## Required task:
Spot every line with the word "JSON" and return it.

(Records contained in a dataset)
========

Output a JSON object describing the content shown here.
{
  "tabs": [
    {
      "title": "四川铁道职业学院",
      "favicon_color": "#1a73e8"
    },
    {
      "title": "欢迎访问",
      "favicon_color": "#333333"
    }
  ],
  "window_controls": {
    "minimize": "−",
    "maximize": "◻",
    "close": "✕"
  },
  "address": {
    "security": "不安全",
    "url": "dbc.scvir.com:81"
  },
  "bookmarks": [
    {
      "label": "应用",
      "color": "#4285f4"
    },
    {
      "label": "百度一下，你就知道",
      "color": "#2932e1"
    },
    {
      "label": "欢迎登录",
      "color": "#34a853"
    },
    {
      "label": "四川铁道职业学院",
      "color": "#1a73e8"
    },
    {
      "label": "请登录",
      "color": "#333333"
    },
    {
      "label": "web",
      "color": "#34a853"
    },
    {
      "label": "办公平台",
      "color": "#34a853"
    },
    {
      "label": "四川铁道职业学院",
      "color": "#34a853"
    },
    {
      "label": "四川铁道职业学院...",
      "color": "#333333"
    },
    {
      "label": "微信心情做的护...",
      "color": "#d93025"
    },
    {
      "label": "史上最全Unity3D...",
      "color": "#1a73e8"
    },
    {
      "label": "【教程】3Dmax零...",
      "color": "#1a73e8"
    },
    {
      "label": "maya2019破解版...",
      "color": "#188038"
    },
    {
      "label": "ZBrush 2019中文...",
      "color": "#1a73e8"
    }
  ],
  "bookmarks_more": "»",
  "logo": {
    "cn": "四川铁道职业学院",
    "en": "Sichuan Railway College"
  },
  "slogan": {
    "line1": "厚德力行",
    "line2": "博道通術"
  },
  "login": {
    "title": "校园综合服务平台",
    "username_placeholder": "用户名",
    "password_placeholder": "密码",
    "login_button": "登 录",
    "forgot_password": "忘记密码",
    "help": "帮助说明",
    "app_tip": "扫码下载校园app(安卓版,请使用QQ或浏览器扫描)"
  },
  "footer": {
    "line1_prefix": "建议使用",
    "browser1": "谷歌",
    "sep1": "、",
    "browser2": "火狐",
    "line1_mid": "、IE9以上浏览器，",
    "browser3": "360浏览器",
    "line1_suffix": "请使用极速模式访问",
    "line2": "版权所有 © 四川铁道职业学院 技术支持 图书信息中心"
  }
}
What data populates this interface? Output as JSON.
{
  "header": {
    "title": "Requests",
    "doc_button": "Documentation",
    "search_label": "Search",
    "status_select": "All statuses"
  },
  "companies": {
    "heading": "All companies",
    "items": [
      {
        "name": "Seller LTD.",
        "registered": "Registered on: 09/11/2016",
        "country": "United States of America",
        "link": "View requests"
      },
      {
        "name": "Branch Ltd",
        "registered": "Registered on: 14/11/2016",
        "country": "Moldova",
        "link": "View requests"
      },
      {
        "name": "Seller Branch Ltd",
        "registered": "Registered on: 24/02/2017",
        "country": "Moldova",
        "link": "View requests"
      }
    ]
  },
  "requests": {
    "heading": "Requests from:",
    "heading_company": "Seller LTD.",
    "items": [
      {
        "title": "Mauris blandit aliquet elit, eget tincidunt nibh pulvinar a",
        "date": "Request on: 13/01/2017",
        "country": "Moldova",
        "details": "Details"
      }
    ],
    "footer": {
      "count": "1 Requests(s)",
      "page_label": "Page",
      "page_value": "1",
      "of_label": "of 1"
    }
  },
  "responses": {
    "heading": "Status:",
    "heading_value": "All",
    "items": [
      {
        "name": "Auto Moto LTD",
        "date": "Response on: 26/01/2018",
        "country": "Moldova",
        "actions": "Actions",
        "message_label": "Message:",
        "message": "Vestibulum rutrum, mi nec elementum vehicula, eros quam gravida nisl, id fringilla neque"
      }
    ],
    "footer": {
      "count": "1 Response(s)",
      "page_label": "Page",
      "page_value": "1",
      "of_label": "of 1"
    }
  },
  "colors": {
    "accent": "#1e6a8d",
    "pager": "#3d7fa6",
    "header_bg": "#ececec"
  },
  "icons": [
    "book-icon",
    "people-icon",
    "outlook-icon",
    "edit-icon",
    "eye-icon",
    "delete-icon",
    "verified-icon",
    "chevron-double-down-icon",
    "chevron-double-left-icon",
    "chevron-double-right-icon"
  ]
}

========

## Solved problem:
Output a JSON object describing the content shown here.
What data populates this interface? Output as JSON.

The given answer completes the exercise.